**Objective**
Write out the material exactly, without any of its pictures.

--- Start of Data entries ---

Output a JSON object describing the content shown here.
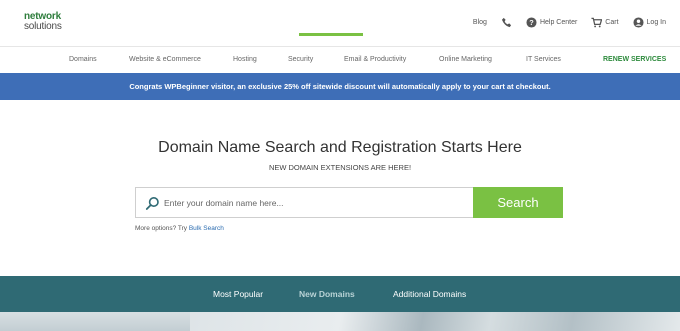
{
  "logo": {
    "line1": "network",
    "line2": "solutions"
  },
  "utility": {
    "blog": "Blog",
    "help": "Help Center",
    "cart": "Cart",
    "login": "Log In"
  },
  "nav": {
    "items": [
      "Domains",
      "Website & eCommerce",
      "Hosting",
      "Security",
      "Email & Productivity",
      "Online Marketing",
      "IT Services"
    ],
    "renew": "RENEW SERVICES"
  },
  "promo": "Congrats WPBeginner visitor, an exclusive 25% off sitewide discount will automatically apply to your cart at checkout.",
  "hero": {
    "title": "Domain Name Search and Registration Starts Here",
    "subtitle": "NEW DOMAIN EXTENSIONS ARE HERE!",
    "search_placeholder": "Enter your domain name here...",
    "search_button": "Search",
    "more_prefix": "More options? Try ",
    "more_link": "Bulk Search"
  },
  "tabs": {
    "items": [
      "Most Popular",
      "New Domains",
      "Additional Domains"
    ],
    "active": "New Domains"
  },
  "colors": {
    "brand_green": "#2e7d3c",
    "promo_blue": "#3e6eb7",
    "search_green": "#7ac143",
    "tabs_teal": "#2f6a74"
  }
}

--- End of Data entries ---

**Result of this task**
Output a JSON object describing the content shown here.
{
  "logo": {
    "line1": "network",
    "line2": "solutions"
  },
  "utility": {
    "blog": "Blog",
    "help": "Help Center",
    "cart": "Cart",
    "login": "Log In"
  },
  "nav": {
    "items": [
      "Domains",
      "Website & eCommerce",
      "Hosting",
      "Security",
      "Email & Productivity",
      "Online Marketing",
      "IT Services"
    ],
    "renew": "RENEW SERVICES"
  },
  "promo": "Congrats WPBeginner visitor, an exclusive 25% off sitewide discount will automatically apply to your cart at checkout.",
  "hero": {
    "title": "Domain Name Search and Registration Starts Here",
    "subtitle": "NEW DOMAIN EXTENSIONS ARE HERE!",
    "search_placeholder": "Enter your domain name here...",
    "search_button": "Search",
    "more_prefix": "More options? Try ",
    "more_link": "Bulk Search"
  },
  "tabs": {
    "items": [
      "Most Popular",
      "New Domains",
      "Additional Domains"
    ],
    "active": "New Domains"
  },
  "colors": {
    "brand_green": "#2e7d3c",
    "promo_blue": "#3e6eb7",
    "search_green": "#7ac143",
    "tabs_teal": "#2f6a74"
  }
}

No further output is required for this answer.